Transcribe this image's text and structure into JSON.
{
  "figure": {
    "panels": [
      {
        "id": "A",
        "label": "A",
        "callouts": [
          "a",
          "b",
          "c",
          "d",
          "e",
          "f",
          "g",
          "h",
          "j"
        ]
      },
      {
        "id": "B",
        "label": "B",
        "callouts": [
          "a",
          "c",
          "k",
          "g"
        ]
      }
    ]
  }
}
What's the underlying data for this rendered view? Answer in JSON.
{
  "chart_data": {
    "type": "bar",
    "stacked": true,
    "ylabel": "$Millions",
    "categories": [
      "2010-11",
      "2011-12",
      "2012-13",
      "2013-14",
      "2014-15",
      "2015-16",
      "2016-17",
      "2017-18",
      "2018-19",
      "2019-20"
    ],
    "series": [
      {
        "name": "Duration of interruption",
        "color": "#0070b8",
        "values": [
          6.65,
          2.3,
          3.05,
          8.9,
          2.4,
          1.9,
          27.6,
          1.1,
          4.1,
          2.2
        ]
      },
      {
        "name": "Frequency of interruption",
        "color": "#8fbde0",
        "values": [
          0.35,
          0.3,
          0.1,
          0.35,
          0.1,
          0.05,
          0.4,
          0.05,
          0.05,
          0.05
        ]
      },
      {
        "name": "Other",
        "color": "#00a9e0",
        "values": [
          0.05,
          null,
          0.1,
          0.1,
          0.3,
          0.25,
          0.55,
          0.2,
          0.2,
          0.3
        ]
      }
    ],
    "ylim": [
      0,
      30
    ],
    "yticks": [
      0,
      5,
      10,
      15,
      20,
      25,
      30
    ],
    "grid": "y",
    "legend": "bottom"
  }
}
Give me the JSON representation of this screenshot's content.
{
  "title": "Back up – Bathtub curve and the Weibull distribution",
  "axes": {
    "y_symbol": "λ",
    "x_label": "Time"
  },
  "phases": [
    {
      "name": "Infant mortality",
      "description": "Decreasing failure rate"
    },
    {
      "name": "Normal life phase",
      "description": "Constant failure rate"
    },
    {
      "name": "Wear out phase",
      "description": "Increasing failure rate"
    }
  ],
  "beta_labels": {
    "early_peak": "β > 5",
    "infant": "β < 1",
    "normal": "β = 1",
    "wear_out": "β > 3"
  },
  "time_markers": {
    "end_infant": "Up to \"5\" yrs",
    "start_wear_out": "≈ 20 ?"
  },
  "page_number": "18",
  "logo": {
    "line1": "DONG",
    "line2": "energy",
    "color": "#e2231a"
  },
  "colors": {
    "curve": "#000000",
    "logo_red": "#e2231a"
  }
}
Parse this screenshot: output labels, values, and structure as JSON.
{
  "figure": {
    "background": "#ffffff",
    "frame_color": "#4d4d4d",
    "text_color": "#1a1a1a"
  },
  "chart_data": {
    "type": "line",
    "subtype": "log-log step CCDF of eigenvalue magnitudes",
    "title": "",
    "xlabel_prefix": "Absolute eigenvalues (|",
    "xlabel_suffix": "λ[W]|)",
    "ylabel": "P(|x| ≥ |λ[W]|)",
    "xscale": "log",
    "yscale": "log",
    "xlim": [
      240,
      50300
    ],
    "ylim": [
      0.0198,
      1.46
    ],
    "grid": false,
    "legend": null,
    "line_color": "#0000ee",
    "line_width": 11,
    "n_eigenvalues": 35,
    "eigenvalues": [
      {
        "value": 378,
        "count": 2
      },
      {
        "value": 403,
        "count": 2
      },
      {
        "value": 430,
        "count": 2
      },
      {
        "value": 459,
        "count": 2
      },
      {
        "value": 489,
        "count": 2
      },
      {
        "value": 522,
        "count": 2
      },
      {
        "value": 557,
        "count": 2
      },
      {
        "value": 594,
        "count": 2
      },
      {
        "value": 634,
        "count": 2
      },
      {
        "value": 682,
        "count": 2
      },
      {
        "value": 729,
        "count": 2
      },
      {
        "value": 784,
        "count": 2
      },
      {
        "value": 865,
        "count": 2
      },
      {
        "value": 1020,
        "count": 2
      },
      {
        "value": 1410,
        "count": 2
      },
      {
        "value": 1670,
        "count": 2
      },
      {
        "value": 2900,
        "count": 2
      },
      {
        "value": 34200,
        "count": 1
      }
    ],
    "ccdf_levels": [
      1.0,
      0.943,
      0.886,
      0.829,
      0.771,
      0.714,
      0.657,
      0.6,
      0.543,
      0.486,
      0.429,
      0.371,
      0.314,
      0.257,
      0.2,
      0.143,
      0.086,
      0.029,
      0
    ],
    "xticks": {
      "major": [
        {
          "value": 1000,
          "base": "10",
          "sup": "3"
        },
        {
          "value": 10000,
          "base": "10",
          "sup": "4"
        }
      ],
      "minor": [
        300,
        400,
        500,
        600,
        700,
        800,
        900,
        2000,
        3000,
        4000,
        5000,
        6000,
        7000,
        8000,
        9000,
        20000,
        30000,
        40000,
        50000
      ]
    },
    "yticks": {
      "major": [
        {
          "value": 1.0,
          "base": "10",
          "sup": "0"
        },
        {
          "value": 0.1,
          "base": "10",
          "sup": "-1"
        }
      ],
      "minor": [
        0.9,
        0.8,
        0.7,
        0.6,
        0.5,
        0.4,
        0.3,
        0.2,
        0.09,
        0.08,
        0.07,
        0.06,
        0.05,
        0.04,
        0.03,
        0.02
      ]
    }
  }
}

++++++++++++++++++++

Look through the records and gather every line containing "name".

**ANSWER TO THIS EXERCISE:**
        "name": "Duration of interruption",
        "name": "Frequency of interruption",
        "name": "Other",
      "name": "Infant mortality",
      "name": "Normal life phase",
      "name": "Wear out phase",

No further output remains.